§ Exercise prompt
Copy each line containing "choice" from the listing below.

• • • • •

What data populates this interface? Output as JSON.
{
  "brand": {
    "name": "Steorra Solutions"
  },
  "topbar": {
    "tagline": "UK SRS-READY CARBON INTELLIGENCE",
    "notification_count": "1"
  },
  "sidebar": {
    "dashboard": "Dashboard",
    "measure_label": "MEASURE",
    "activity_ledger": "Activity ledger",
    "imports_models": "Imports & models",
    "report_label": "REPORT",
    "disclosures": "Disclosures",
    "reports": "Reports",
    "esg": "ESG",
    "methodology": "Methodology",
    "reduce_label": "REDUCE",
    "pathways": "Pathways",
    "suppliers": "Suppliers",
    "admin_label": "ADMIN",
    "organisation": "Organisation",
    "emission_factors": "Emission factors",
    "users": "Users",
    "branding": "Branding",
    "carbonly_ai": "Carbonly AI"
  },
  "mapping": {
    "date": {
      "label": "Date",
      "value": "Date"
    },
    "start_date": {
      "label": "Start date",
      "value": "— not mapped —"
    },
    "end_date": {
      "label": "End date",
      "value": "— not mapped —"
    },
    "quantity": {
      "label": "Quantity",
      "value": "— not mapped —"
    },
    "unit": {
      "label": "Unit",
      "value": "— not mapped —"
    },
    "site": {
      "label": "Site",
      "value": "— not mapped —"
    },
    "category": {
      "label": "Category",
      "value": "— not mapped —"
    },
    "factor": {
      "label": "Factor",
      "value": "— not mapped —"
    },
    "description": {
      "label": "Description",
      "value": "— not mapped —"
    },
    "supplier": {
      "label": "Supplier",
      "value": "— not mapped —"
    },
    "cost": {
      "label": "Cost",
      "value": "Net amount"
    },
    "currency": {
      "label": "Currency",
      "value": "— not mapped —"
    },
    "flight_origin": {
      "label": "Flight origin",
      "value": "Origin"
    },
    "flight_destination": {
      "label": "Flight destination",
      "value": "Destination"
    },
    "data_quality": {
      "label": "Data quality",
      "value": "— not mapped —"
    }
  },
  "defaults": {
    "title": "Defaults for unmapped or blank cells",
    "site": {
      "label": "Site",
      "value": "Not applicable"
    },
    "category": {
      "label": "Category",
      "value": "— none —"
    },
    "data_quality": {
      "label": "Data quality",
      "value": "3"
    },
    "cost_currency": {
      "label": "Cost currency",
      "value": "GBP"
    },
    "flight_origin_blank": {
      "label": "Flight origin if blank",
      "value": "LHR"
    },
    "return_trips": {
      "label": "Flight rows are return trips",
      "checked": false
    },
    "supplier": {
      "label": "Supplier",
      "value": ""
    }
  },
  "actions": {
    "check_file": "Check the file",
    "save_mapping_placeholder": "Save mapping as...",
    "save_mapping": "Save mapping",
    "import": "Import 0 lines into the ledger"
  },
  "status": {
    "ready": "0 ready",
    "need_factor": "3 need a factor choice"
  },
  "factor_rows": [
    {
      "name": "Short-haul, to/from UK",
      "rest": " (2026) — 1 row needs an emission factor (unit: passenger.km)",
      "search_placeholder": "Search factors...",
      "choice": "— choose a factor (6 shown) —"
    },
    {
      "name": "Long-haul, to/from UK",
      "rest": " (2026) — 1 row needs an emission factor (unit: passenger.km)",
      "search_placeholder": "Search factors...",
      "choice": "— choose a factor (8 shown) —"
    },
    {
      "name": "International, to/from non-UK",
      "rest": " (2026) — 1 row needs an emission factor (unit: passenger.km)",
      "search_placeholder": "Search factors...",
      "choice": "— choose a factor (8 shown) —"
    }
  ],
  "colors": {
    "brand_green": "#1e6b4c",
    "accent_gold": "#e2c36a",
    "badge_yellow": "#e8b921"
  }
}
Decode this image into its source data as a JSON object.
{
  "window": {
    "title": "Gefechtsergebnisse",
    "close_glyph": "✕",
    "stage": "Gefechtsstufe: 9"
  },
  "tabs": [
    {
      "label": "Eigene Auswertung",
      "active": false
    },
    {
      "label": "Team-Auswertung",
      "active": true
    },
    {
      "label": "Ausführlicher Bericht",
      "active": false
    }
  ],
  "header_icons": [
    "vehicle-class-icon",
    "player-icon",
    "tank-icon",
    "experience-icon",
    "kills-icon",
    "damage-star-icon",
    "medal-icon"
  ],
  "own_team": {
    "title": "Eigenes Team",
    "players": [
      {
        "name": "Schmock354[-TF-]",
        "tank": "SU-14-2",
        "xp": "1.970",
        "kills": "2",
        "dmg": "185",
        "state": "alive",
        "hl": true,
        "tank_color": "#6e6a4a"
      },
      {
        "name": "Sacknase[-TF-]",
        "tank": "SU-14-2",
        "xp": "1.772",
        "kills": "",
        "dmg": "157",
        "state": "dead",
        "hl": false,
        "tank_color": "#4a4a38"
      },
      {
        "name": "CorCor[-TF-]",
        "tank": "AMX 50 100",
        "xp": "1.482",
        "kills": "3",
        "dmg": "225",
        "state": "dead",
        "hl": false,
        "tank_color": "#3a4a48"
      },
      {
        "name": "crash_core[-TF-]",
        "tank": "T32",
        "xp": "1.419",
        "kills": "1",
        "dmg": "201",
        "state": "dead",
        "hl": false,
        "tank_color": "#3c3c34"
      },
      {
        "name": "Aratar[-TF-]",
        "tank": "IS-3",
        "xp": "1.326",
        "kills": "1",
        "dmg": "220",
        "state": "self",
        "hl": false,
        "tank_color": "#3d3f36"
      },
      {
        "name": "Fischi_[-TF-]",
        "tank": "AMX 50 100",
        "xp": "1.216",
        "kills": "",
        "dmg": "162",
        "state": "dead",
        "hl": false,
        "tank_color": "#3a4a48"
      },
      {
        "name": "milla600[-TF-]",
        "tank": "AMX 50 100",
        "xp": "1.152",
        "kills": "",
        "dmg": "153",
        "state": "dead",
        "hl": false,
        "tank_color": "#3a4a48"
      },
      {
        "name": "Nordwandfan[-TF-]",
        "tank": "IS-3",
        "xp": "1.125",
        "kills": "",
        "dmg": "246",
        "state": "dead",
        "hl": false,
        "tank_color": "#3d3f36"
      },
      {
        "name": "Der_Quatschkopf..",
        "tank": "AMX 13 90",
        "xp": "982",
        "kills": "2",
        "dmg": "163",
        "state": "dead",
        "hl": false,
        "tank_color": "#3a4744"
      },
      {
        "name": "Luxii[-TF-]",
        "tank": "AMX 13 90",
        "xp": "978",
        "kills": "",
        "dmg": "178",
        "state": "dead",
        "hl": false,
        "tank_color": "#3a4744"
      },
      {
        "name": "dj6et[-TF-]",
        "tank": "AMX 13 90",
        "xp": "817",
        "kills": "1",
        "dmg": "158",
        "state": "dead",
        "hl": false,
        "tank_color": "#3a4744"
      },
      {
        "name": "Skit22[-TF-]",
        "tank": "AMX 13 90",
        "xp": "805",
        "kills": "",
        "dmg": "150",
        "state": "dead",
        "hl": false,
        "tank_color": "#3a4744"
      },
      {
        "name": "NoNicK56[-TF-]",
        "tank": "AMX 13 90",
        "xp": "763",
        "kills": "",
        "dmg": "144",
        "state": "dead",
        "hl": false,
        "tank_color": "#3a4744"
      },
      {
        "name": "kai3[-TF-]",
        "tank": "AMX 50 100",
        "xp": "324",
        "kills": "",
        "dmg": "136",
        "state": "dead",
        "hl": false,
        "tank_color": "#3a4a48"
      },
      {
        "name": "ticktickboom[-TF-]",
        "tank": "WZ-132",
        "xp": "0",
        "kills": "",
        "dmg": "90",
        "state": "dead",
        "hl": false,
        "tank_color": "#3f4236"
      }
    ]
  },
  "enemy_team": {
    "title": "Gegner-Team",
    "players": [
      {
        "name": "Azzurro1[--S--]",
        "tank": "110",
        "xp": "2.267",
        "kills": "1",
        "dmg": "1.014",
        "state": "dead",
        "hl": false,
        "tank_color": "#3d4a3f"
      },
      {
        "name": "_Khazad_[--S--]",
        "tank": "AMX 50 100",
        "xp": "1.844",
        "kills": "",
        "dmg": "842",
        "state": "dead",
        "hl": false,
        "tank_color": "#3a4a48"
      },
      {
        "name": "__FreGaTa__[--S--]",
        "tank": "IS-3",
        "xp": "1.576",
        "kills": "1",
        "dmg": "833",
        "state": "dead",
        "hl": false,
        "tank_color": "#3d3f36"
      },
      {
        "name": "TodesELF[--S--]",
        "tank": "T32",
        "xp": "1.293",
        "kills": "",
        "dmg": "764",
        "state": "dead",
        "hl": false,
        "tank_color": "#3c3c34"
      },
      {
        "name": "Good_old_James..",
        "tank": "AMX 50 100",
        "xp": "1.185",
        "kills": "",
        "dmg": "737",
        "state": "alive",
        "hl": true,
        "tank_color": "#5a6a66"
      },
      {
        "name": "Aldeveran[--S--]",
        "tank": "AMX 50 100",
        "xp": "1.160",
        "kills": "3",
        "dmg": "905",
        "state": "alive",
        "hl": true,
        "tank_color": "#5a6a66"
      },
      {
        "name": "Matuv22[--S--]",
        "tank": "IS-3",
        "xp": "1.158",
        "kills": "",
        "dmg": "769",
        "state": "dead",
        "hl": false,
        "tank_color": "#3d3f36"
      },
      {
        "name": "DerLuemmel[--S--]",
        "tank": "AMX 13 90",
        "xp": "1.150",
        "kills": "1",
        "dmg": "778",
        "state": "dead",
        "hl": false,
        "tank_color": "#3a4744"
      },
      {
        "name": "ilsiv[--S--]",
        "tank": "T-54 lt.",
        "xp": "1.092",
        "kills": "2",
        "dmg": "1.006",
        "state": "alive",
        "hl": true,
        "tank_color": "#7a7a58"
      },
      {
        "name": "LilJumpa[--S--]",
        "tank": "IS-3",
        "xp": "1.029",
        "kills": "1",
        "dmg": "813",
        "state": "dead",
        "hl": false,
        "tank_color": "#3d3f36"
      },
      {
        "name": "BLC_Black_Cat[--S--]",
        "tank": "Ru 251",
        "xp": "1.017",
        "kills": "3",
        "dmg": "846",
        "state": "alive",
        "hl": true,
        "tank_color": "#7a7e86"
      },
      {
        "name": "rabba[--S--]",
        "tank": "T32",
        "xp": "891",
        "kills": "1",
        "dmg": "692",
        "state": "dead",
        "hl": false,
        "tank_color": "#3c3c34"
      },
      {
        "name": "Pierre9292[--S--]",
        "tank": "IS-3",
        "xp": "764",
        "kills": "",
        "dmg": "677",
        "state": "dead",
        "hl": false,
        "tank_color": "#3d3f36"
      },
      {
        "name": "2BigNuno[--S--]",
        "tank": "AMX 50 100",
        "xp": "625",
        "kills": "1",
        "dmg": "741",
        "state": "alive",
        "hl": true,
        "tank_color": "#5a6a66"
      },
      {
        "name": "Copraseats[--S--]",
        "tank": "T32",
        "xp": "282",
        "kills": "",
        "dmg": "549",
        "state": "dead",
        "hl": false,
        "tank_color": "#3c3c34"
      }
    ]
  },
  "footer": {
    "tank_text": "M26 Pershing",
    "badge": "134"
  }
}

• • • • •

§ Completed exercise
    "need_factor": "3 need a factor choice"
      "choice": "— choose a factor (6 shown) —"
      "choice": "— choose a factor (8 shown) —"
      "choice": "— choose a factor (8 shown) —"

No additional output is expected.